* BEGIN *

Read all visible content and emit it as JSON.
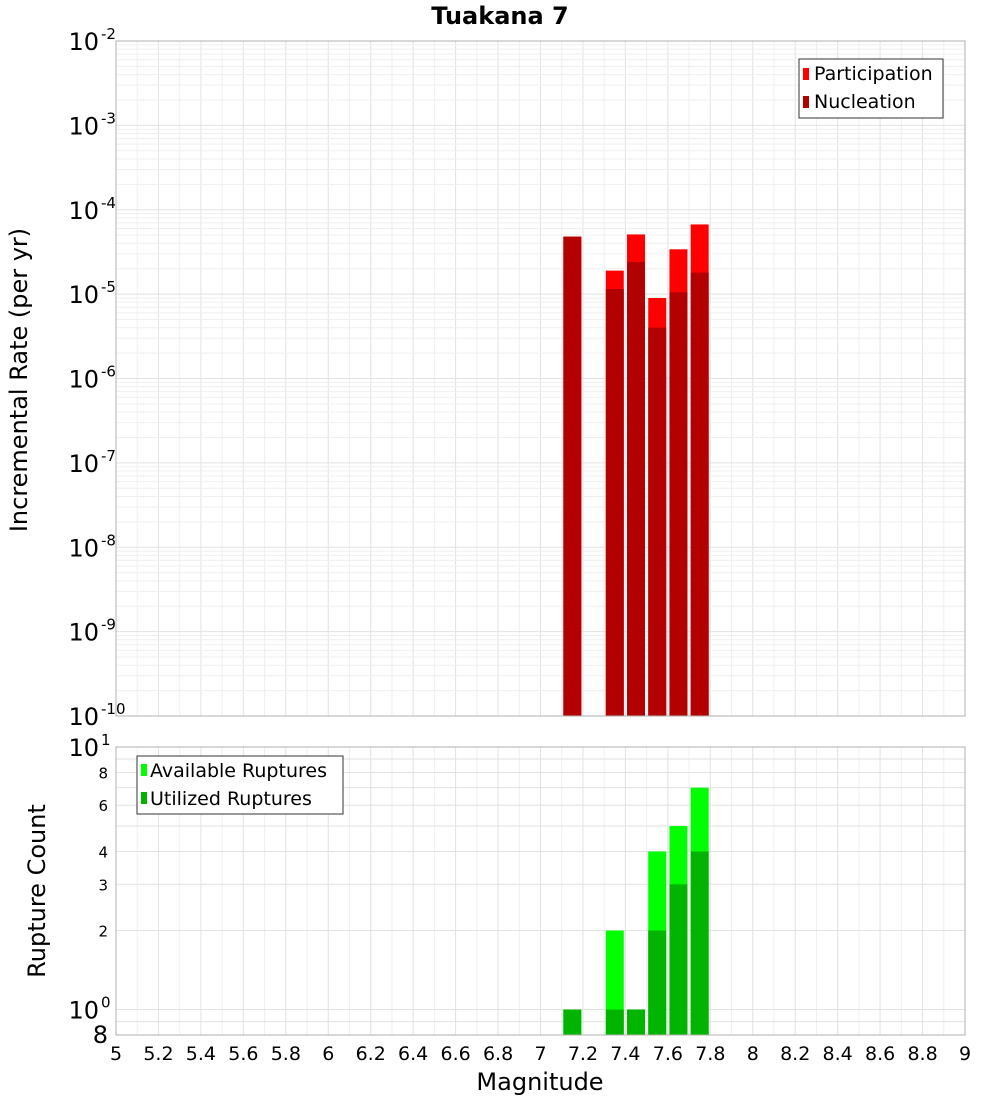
{
  "title": "Tuakana 7",
  "xlabel": "Magnitude",
  "x_tick_labels": [
    "5",
    "5.2",
    "5.4",
    "5.6",
    "5.8",
    "6",
    "6.2",
    "6.4",
    "6.6",
    "6.8",
    "7",
    "7.2",
    "7.4",
    "7.6",
    "7.8",
    "8",
    "8.2",
    "8.4",
    "8.6",
    "8.8",
    "9"
  ],
  "top_ytick_labels": [
    {
      "base": "10",
      "exp": "-2"
    },
    {
      "base": "10",
      "exp": "-3"
    },
    {
      "base": "10",
      "exp": "-4"
    },
    {
      "base": "10",
      "exp": "-5"
    },
    {
      "base": "10",
      "exp": "-6"
    },
    {
      "base": "10",
      "exp": "-7"
    },
    {
      "base": "10",
      "exp": "-8"
    },
    {
      "base": "10",
      "exp": "-9"
    },
    {
      "base": "10",
      "exp": "-10"
    }
  ],
  "bottom_ytick_labels": {
    "major": [
      {
        "base": "10",
        "exp": "1"
      },
      {
        "base": "10",
        "exp": "0"
      }
    ],
    "minor": [
      "8",
      "6",
      "4",
      "3",
      "2"
    ],
    "bottom_label": "8"
  },
  "colors": {
    "participation": "#ff0000",
    "nucleation": "#b30000",
    "available": "#00ff00",
    "utilized": "#00b400"
  },
  "chart_data": [
    {
      "type": "bar",
      "title": "Tuakana 7",
      "xlabel": "Magnitude",
      "ylabel": "Incremental Rate (per yr)",
      "yscale": "log",
      "xlim": [
        5,
        9
      ],
      "ylim": [
        1e-10,
        0.01
      ],
      "grid": true,
      "legend_position": "top-right",
      "x": [
        7.15,
        7.35,
        7.45,
        7.55,
        7.65,
        7.75
      ],
      "series": [
        {
          "name": "Participation",
          "color": "#ff0000",
          "values": [
            4.8e-05,
            1.9e-05,
            5.1e-05,
            9e-06,
            3.4e-05,
            6.7e-05
          ]
        },
        {
          "name": "Nucleation",
          "color": "#b30000",
          "values": [
            4.8e-05,
            1.15e-05,
            2.4e-05,
            4e-06,
            1.05e-05,
            1.8e-05
          ]
        }
      ]
    },
    {
      "type": "bar",
      "xlabel": "Magnitude",
      "ylabel": "Rupture Count",
      "yscale": "log",
      "xlim": [
        5,
        9
      ],
      "ylim": [
        0.8,
        10
      ],
      "grid": true,
      "legend_position": "top-left",
      "x": [
        7.15,
        7.35,
        7.45,
        7.55,
        7.65,
        7.75
      ],
      "series": [
        {
          "name": "Available Ruptures",
          "color": "#00ff00",
          "values": [
            1,
            2,
            1,
            4,
            5,
            7
          ]
        },
        {
          "name": "Utilized Ruptures",
          "color": "#00b400",
          "values": [
            1,
            1,
            1,
            2,
            3,
            4
          ]
        }
      ]
    }
  ]
}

* END *

**Work to complete**
In the copy, include no pictures; restate the listing above exactly.

**Written answer**
Read all visible content and emit it as JSON.
{
  "title": "Tuakana 7",
  "xlabel": "Magnitude",
  "x_tick_labels": [
    "5",
    "5.2",
    "5.4",
    "5.6",
    "5.8",
    "6",
    "6.2",
    "6.4",
    "6.6",
    "6.8",
    "7",
    "7.2",
    "7.4",
    "7.6",
    "7.8",
    "8",
    "8.2",
    "8.4",
    "8.6",
    "8.8",
    "9"
  ],
  "top_ytick_labels": [
    {
      "base": "10",
      "exp": "-2"
    },
    {
      "base": "10",
      "exp": "-3"
    },
    {
      "base": "10",
      "exp": "-4"
    },
    {
      "base": "10",
      "exp": "-5"
    },
    {
      "base": "10",
      "exp": "-6"
    },
    {
      "base": "10",
      "exp": "-7"
    },
    {
      "base": "10",
      "exp": "-8"
    },
    {
      "base": "10",
      "exp": "-9"
    },
    {
      "base": "10",
      "exp": "-10"
    }
  ],
  "bottom_ytick_labels": {
    "major": [
      {
        "base": "10",
        "exp": "1"
      },
      {
        "base": "10",
        "exp": "0"
      }
    ],
    "minor": [
      "8",
      "6",
      "4",
      "3",
      "2"
    ],
    "bottom_label": "8"
  },
  "colors": {
    "participation": "#ff0000",
    "nucleation": "#b30000",
    "available": "#00ff00",
    "utilized": "#00b400"
  },
  "chart_data": [
    {
      "type": "bar",
      "title": "Tuakana 7",
      "xlabel": "Magnitude",
      "ylabel": "Incremental Rate (per yr)",
      "yscale": "log",
      "xlim": [
        5,
        9
      ],
      "ylim": [
        1e-10,
        0.01
      ],
      "grid": true,
      "legend_position": "top-right",
      "x": [
        7.15,
        7.35,
        7.45,
        7.55,
        7.65,
        7.75
      ],
      "series": [
        {
          "name": "Participation",
          "color": "#ff0000",
          "values": [
            4.8e-05,
            1.9e-05,
            5.1e-05,
            9e-06,
            3.4e-05,
            6.7e-05
          ]
        },
        {
          "name": "Nucleation",
          "color": "#b30000",
          "values": [
            4.8e-05,
            1.15e-05,
            2.4e-05,
            4e-06,
            1.05e-05,
            1.8e-05
          ]
        }
      ]
    },
    {
      "type": "bar",
      "xlabel": "Magnitude",
      "ylabel": "Rupture Count",
      "yscale": "log",
      "xlim": [
        5,
        9
      ],
      "ylim": [
        0.8,
        10
      ],
      "grid": true,
      "legend_position": "top-left",
      "x": [
        7.15,
        7.35,
        7.45,
        7.55,
        7.65,
        7.75
      ],
      "series": [
        {
          "name": "Available Ruptures",
          "color": "#00ff00",
          "values": [
            1,
            2,
            1,
            4,
            5,
            7
          ]
        },
        {
          "name": "Utilized Ruptures",
          "color": "#00b400",
          "values": [
            1,
            1,
            1,
            2,
            3,
            4
          ]
        }
      ]
    }
  ]
}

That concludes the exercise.